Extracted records
-=-=-
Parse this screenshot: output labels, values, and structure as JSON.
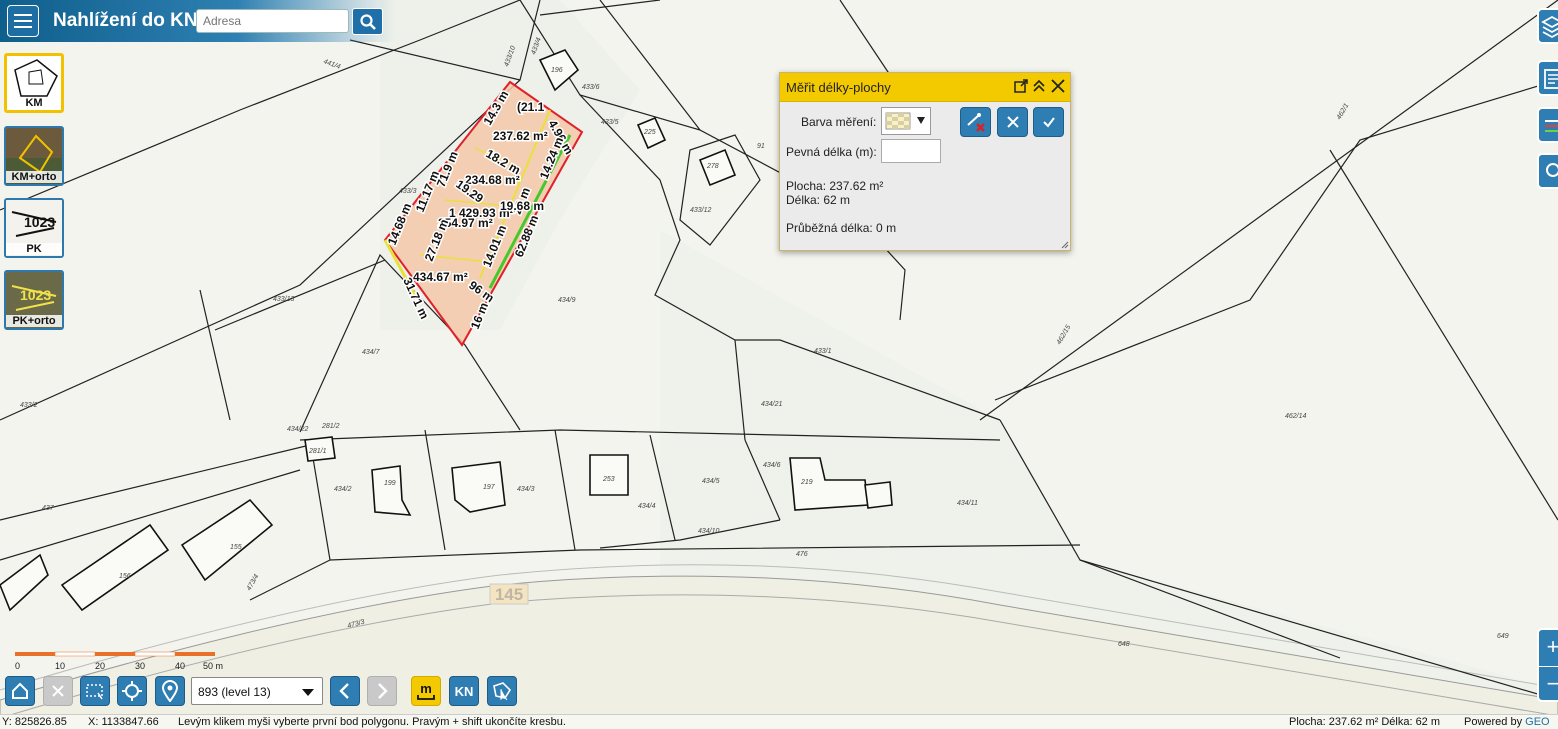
{
  "header": {
    "title": "Nahlížení do KN",
    "search_placeholder": "Adresa"
  },
  "layers": [
    {
      "label": "KM",
      "active": true
    },
    {
      "label": "KM+orto",
      "active": false
    },
    {
      "label": "PK",
      "active": false
    },
    {
      "label": "PK+orto",
      "active": false
    }
  ],
  "measure_dialog": {
    "title": "Měřit délky-plochy",
    "color_label": "Barva měření:",
    "fixed_length_label": "Pevná délka (m):",
    "fixed_length_value": "",
    "area_text": "Plocha: 237.62 m²",
    "length_text": "Délka: 62 m",
    "running_length_text": "Průběžná délka: 0 m"
  },
  "measurements": {
    "areas": [
      "237.62 m²",
      "234.68 m²",
      "1 429.93 m²",
      "254.97 m²",
      "434.67 m²",
      "(21.1"
    ],
    "lengths": [
      "14.3 m",
      "4.96 m",
      "18.2 m",
      "14.24 m",
      "22 m",
      "19.68 m",
      "62.88 m",
      "14.01 m",
      "27.18 m",
      "19.29",
      "11.17 m",
      "71.9 m",
      "14.68 m",
      "31.71 m",
      "96 m",
      "16 m"
    ]
  },
  "map_labels": {
    "parcels": [
      "441/4",
      "433/4",
      "433/10",
      "433/6",
      "433/5",
      "433/3",
      "433/12",
      "433/13",
      "434/2",
      "434/22",
      "281/2",
      "281/1",
      "434/3",
      "434/7",
      "434/6",
      "434/5",
      "434/4",
      "434/10",
      "434/11",
      "434/21",
      "433/1",
      "433/2",
      "437",
      "473/4",
      "473/3",
      "476",
      "462/14",
      "462/15",
      "462/1",
      "649",
      "648",
      "91",
      "434/9"
    ],
    "buildings": [
      "196",
      "225",
      "278",
      "199",
      "197",
      "253",
      "219",
      "155",
      "156"
    ],
    "road_number": "145"
  },
  "scalebar": {
    "ticks": [
      "0",
      "10",
      "20",
      "30",
      "40",
      "50 m"
    ]
  },
  "zoom": {
    "value": "893 (level 13)"
  },
  "toolbar": {
    "kn_label": "KN"
  },
  "status": {
    "y": "Y: 825826.85",
    "x": "X: 1133847.66",
    "hint": "Levým klikem myši vyberte první bod polygonu. Pravým + shift ukončíte kresbu.",
    "summary": "Plocha: 237.62 m² Délka: 62 m",
    "powered_prefix": "Powered by ",
    "powered_brand": "GEO"
  },
  "colors": {
    "header": "#1d6fa5",
    "accent_yellow": "#f3c900",
    "button_blue": "#2e7db3",
    "polygon_fill": "#f5c8a8",
    "polygon_red": "#e0202a",
    "polygon_green": "#45c92a",
    "polygon_yellow": "#e6e23a"
  }
}
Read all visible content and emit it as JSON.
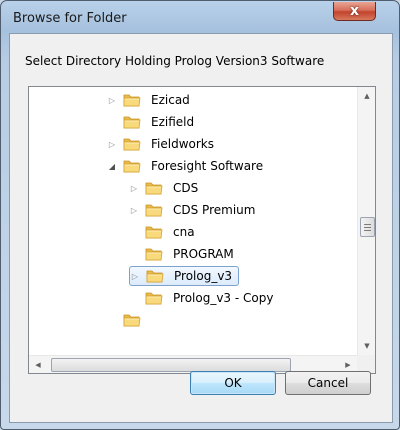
{
  "window": {
    "title": "Browse for Folder",
    "close_glyph": "x"
  },
  "dialog": {
    "prompt": "Select Directory Holding Prolog Version3 Software"
  },
  "tree": {
    "items": [
      {
        "label": "Ezicad",
        "expander": "collapsed",
        "depth": 0
      },
      {
        "label": "Ezifield",
        "expander": "none",
        "depth": 0
      },
      {
        "label": "Fieldworks",
        "expander": "collapsed",
        "depth": 0
      },
      {
        "label": "Foresight Software",
        "expander": "expanded",
        "depth": 0
      },
      {
        "label": "CDS",
        "expander": "collapsed",
        "depth": 1
      },
      {
        "label": "CDS Premium",
        "expander": "collapsed",
        "depth": 1
      },
      {
        "label": "cna",
        "expander": "none",
        "depth": 1
      },
      {
        "label": "PROGRAM",
        "expander": "none",
        "depth": 1
      },
      {
        "label": "Prolog_v3",
        "expander": "collapsed",
        "depth": 1,
        "selected": true
      },
      {
        "label": "Prolog_v3 - Copy",
        "expander": "none",
        "depth": 1
      }
    ],
    "partial_item_glyph": "·"
  },
  "buttons": {
    "ok": "OK",
    "cancel": "Cancel"
  },
  "icons": {
    "folder": "folder-icon",
    "expander_collapsed": "triangle-right-icon",
    "expander_expanded": "triangle-down-icon"
  },
  "colors": {
    "selection_border": "#7da2ce",
    "default_button_border": "#3c7fb1",
    "close_button": "#c2432d"
  }
}
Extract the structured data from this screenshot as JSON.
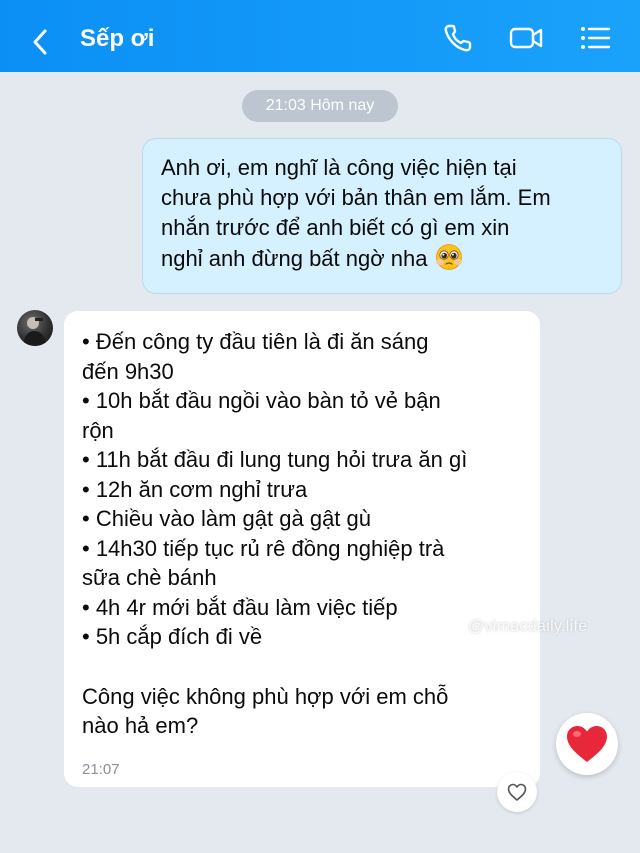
{
  "header": {
    "title": "Sếp ơi",
    "back_icon": "chevron-left-icon",
    "call_icon": "phone-icon",
    "video_icon": "video-camera-icon",
    "menu_icon": "list-menu-icon",
    "bg_color": "#1298f8"
  },
  "chat": {
    "date_separator": "21:03 Hôm nay",
    "outgoing": {
      "lines": [
        "Anh ơi, em nghĩ là công việc hiện tại",
        "chưa phù hợp với bản thân em lắm. Em",
        "nhắn trước để anh biết có gì em xin",
        "nghỉ anh đừng bất ngờ nha"
      ],
      "emoji": "pleading-face-icon",
      "bubble_color": "#d5f1ff"
    },
    "incoming": {
      "lines": [
        "• Đến công ty đầu tiên là đi ăn sáng",
        "đến 9h30",
        "• 10h bắt đầu ngồi vào bàn tỏ vẻ bận",
        "rộn",
        "• 11h bắt đầu đi lung tung hỏi trưa ăn gì",
        "• 12h ăn cơm nghỉ trưa",
        "• Chiều vào làm gật gà gật gù",
        "• 14h30 tiếp tục rủ rê đồng nghiệp trà",
        "sữa chè bánh",
        "• 4h 4r mới bắt đầu làm việc tiếp",
        "• 5h cắp đích đi về"
      ],
      "closing_lines": [
        "Công việc không phù hợp với em chỗ",
        "nào hả em?"
      ],
      "time": "21:07",
      "avatar_icon": "avatar",
      "reaction_small": "heart-outline-icon",
      "reaction_big": "red-heart-icon"
    },
    "watermark": "@vimacdaily.life"
  }
}
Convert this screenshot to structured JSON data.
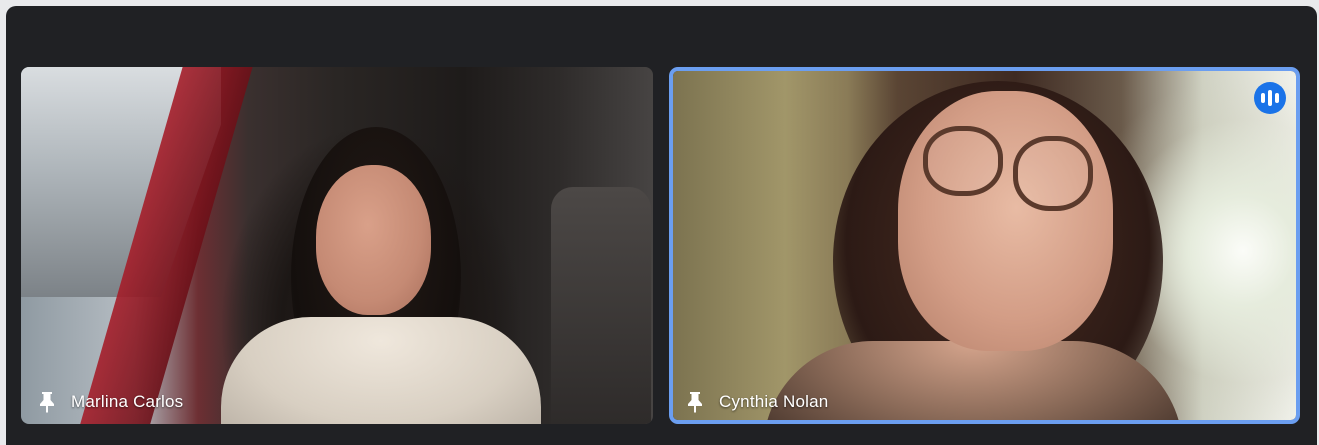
{
  "participants": [
    {
      "name": "Marlina Carlos",
      "pin_icon": "pin-icon",
      "is_active_speaker": false
    },
    {
      "name": "Cynthia Nolan",
      "pin_icon": "pin-icon",
      "is_active_speaker": true,
      "speaker_icon": "audio-level-icon"
    }
  ],
  "colors": {
    "window_bg": "#202124",
    "active_speaker_border": "#6b9ef0",
    "speaking_badge": "#1a73e8",
    "name_text": "#ffffff"
  }
}
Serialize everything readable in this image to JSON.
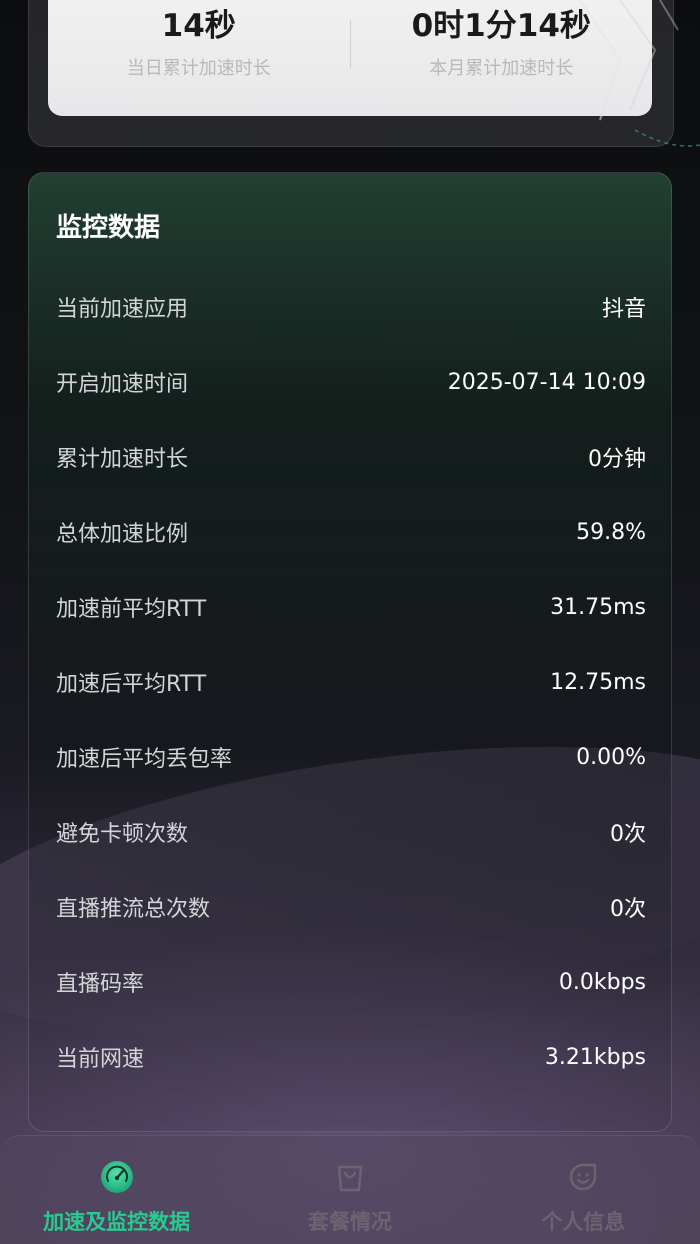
{
  "stats": {
    "today_value": "14秒",
    "today_label": "当日累计加速时长",
    "month_value": "0时1分14秒",
    "month_label": "本月累计加速时长"
  },
  "monitor": {
    "title": "监控数据",
    "rows": [
      {
        "label": "当前加速应用",
        "value": "抖音"
      },
      {
        "label": "开启加速时间",
        "value": "2025-07-14 10:09"
      },
      {
        "label": "累计加速时长",
        "value": "0分钟"
      },
      {
        "label": "总体加速比例",
        "value": "59.8%"
      },
      {
        "label": "加速前平均RTT",
        "value": "31.75ms"
      },
      {
        "label": "加速后平均RTT",
        "value": "12.75ms"
      },
      {
        "label": "加速后平均丢包率",
        "value": "0.00%"
      },
      {
        "label": "避免卡顿次数",
        "value": "0次"
      },
      {
        "label": "直播推流总次数",
        "value": "0次"
      },
      {
        "label": "直播码率",
        "value": "0.0kbps"
      },
      {
        "label": "当前网速",
        "value": "3.21kbps"
      }
    ]
  },
  "nav": {
    "items": [
      {
        "label": "加速及监控数据",
        "icon": "speedometer-icon",
        "active": true
      },
      {
        "label": "套餐情况",
        "icon": "shopping-bag-icon",
        "active": false
      },
      {
        "label": "个人信息",
        "icon": "smiley-face-icon",
        "active": false
      }
    ]
  },
  "colors": {
    "accent": "#29c98f",
    "inactive_nav": "#6b6470",
    "card_bg": "#ececee"
  }
}
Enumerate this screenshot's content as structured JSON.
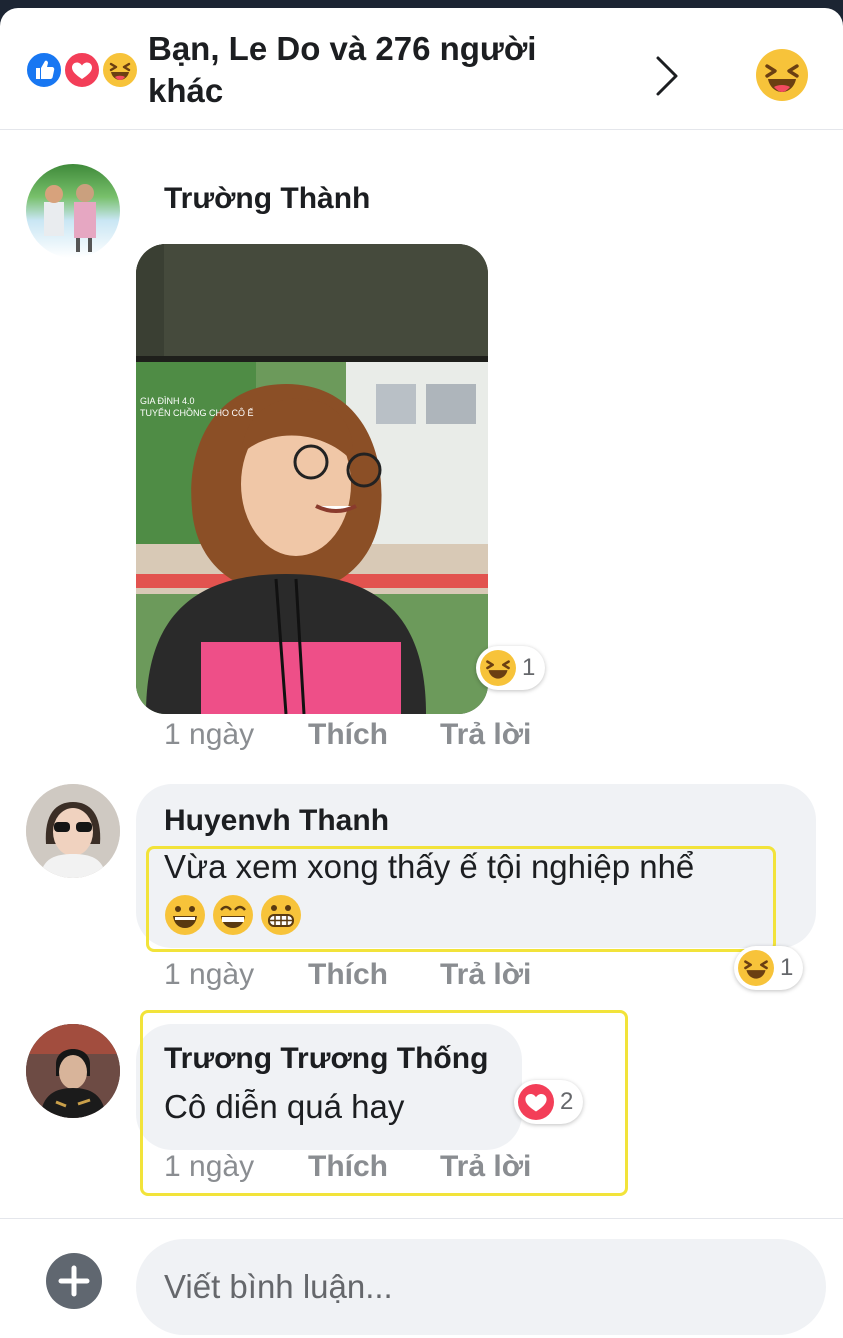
{
  "header": {
    "title": "Bạn, Le Do và 276 người khác",
    "reaction_icons": [
      "like-icon",
      "love-icon",
      "haha-icon"
    ],
    "right_icon": "haha-icon"
  },
  "comments": [
    {
      "author": "Trường Thành",
      "has_photo": true,
      "photo_caption_lines": [
        "GIA ĐÌNH 4.0",
        "TUYỂN CHỒNG CHO CÔ Ế"
      ],
      "reaction": {
        "icon": "haha-icon",
        "count": "1"
      },
      "time": "1 ngày",
      "like_label": "Thích",
      "reply_label": "Trả lời"
    },
    {
      "author": "Huyenvh Thanh",
      "text": "Vừa xem xong thấy ế tội nghiệp nhể",
      "emojis": "😀😁😬",
      "reaction": {
        "icon": "haha-icon",
        "count": "1"
      },
      "time": "1 ngày",
      "like_label": "Thích",
      "reply_label": "Trả lời"
    },
    {
      "author": "Trương Trương Thống",
      "text": "Cô diễn quá hay",
      "reaction": {
        "icon": "love-icon",
        "count": "2"
      },
      "time": "1 ngày",
      "like_label": "Thích",
      "reply_label": "Trả lời"
    }
  ],
  "composer": {
    "placeholder": "Viết bình luận...",
    "add_icon": "plus-icon"
  },
  "colors": {
    "like_blue": "#1877f2",
    "love_red": "#f33e58",
    "haha_yellow": "#f7c33a",
    "highlight": "#f2e33a",
    "bubble_gray": "#f0f2f5",
    "meta_gray": "#8a8d91"
  }
}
-=-=-
= What is asked =
Copy the lines from the entries above in which the word "tiếp" appears.

= Output for this task =
        "• 14h30 tiếp tục rủ rê đồng nghiệp trà",
        "• 4h 4r mới bắt đầu làm việc tiếp",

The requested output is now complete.